PROBLEM REQUIREMENTS »
Set the listing down again in full, word for word, with the pictures left out.

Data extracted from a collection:

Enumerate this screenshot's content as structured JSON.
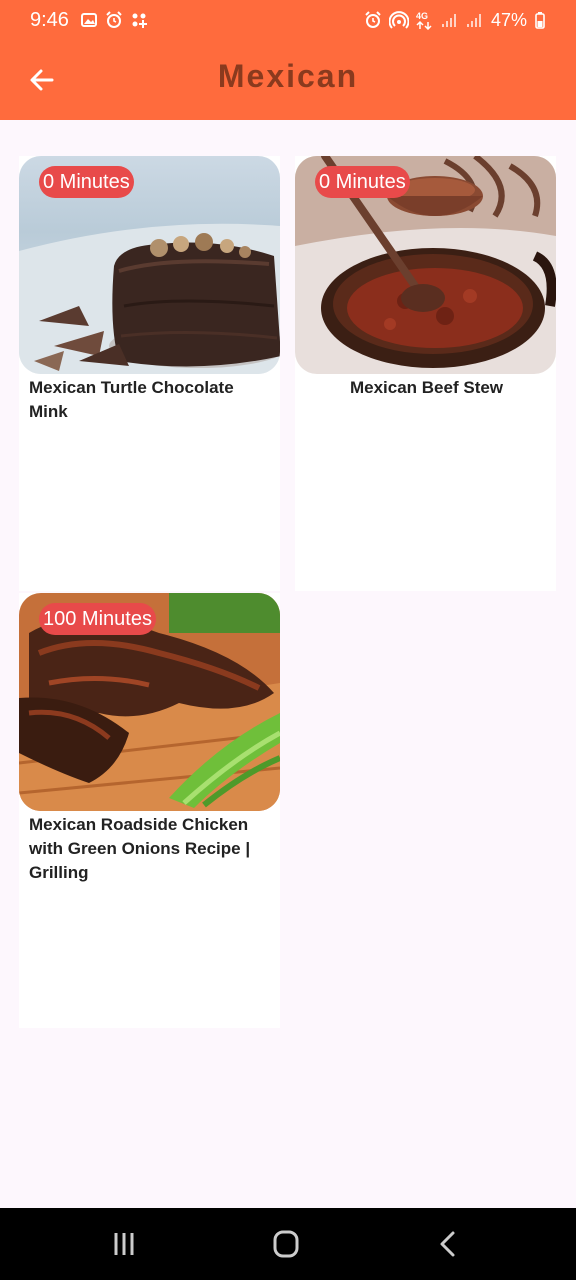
{
  "status_bar": {
    "time": "9:46",
    "left_icons": [
      "image-icon",
      "alarm-icon",
      "grid-icon"
    ],
    "right_icons": [
      "alarm-icon",
      "hotspot-icon",
      "4g-icon",
      "signal-icon",
      "signal-icon"
    ],
    "battery": "47%"
  },
  "appbar": {
    "title": "Mexican",
    "back_icon": "arrow-left-icon"
  },
  "recipes": [
    {
      "title": "Mexican Turtle Chocolate Mink",
      "duration": "0 Minutes",
      "image": "chocolate-cake"
    },
    {
      "title": "Mexican Beef Stew",
      "duration": "0 Minutes",
      "image": "beef-stew"
    },
    {
      "title": "Mexican Roadside Chicken with Green Onions Recipe | Grilling",
      "duration": "100 Minutes",
      "image": "grilled-chicken"
    }
  ],
  "nav": {
    "recents_icon": "recents-icon",
    "home_icon": "home-icon",
    "back_icon": "back-icon"
  },
  "colors": {
    "appbar": "#FF6B3D",
    "title_text": "#8A3A1E",
    "badge": "#E84A4A",
    "background": "#FDF7FD"
  }
}
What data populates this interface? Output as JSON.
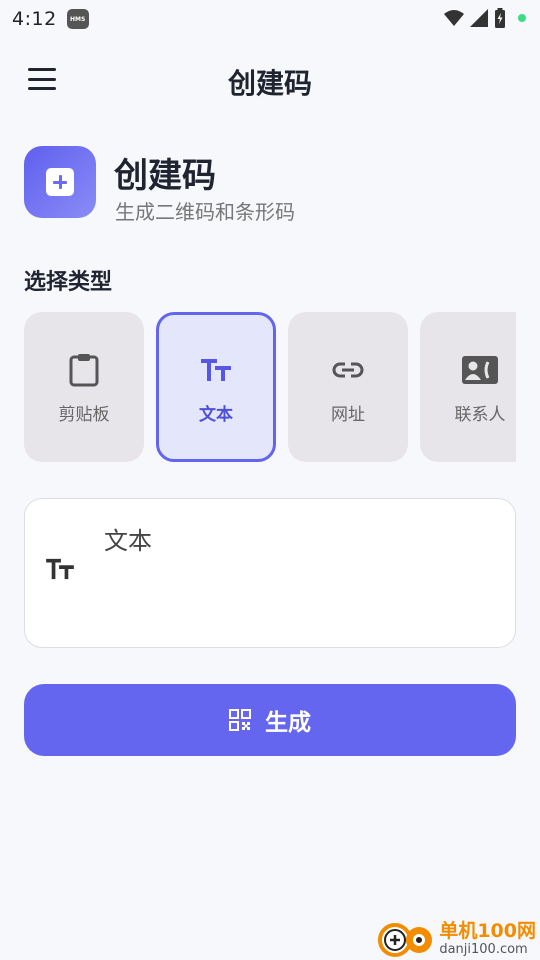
{
  "status_bar": {
    "time": "4:12",
    "badge": "HMS"
  },
  "app_bar": {
    "title": "创建码"
  },
  "header": {
    "title": "创建码",
    "subtitle": "生成二维码和条形码"
  },
  "section_label": "选择类型",
  "types": [
    {
      "label": "剪贴板",
      "icon": "clipboard-icon",
      "selected": false
    },
    {
      "label": "文本",
      "icon": "text-icon",
      "selected": true
    },
    {
      "label": "网址",
      "icon": "link-icon",
      "selected": false
    },
    {
      "label": "联系人",
      "icon": "contact-icon",
      "selected": false
    }
  ],
  "input": {
    "label": "文本",
    "icon": "text-icon"
  },
  "generate_button": {
    "label": "生成",
    "icon": "qr-code-icon"
  },
  "watermark": {
    "line1": "单机100网",
    "line2": "danji100.com"
  },
  "colors": {
    "accent": "#6466ef",
    "card_bg": "#e7e4ea",
    "selected_bg": "#e4e6fb",
    "background": "#f7f8fc"
  }
}
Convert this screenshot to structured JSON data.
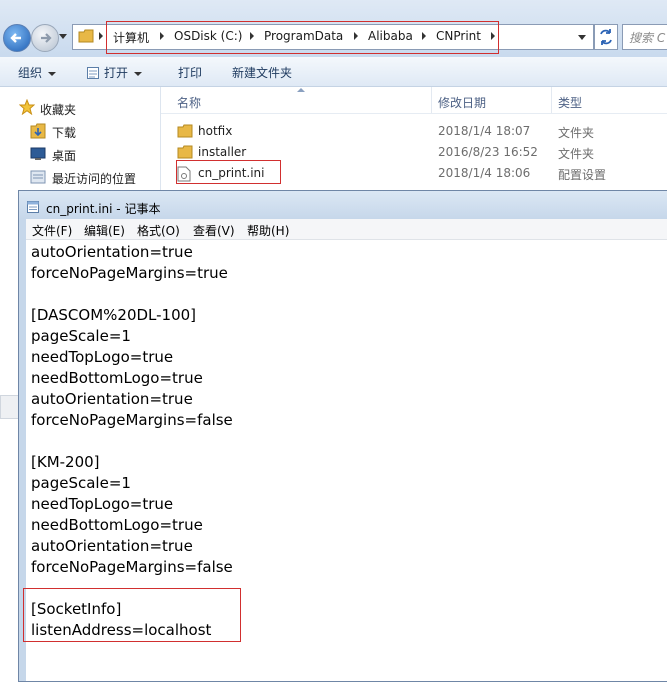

ANSWER TO THIS TASK »
Enumerate this screenshot's content as structured JSON.
{
  "status_bar": {
    "time": "9:46",
    "left_icons": [
      "image-icon",
      "alarm-icon",
      "grid-icon"
    ],
    "right_icons": [
      "alarm-icon",
      "hotspot-icon",
      "4g-icon",
      "signal-icon",
      "signal-icon"
    ],
    "battery": "47%"
  },
  "appbar": {
    "title": "Mexican",
    "back_icon": "arrow-left-icon"
  },
  "recipes": [
    {
      "title": "Mexican Turtle Chocolate Mink",
      "duration": "0 Minutes",
      "image": "chocolate-cake"
    },
    {
      "title": "Mexican Beef Stew",
      "duration": "0 Minutes",
      "image": "beef-stew"
    },
    {
      "title": "Mexican Roadside Chicken with Green Onions Recipe | Grilling",
      "duration": "100 Minutes",
      "image": "grilled-chicken"
    }
  ],
  "nav": {
    "recents_icon": "recents-icon",
    "home_icon": "home-icon",
    "back_icon": "back-icon"
  },
  "colors": {
    "appbar": "#FF6B3D",
    "title_text": "#8A3A1E",
    "badge": "#E84A4A",
    "background": "#FDF7FD"
  }
}
What data populates this interface? Output as JSON.
{
  "status_bar": {
    "time": "4:12",
    "badge": "HMS"
  },
  "app_bar": {
    "title": "创建码"
  },
  "header": {
    "title": "创建码",
    "subtitle": "生成二维码和条形码"
  },
  "section_label": "选择类型",
  "types": [
    {
      "label": "剪贴板",
      "icon": "clipboard-icon",
      "selected": false
    },
    {
      "label": "文本",
      "icon": "text-icon",
      "selected": true
    },
    {
      "label": "网址",
      "icon": "link-icon",
      "selected": false
    },
    {
      "label": "联系人",
      "icon": "contact-icon",
      "selected": false
    }
  ],
  "input": {
    "label": "文本",
    "icon": "text-icon"
  },
  "generate_button": {
    "label": "生成",
    "icon": "qr-code-icon"
  },
  "watermark": {
    "line1": "单机100网",
    "line2": "danji100.com"
  },
  "colors": {
    "accent": "#6466ef",
    "card_bg": "#e7e4ea",
    "selected_bg": "#e4e6fb",
    "background": "#f7f8fc"
  }
}
Convert this screenshot to structured JSON data.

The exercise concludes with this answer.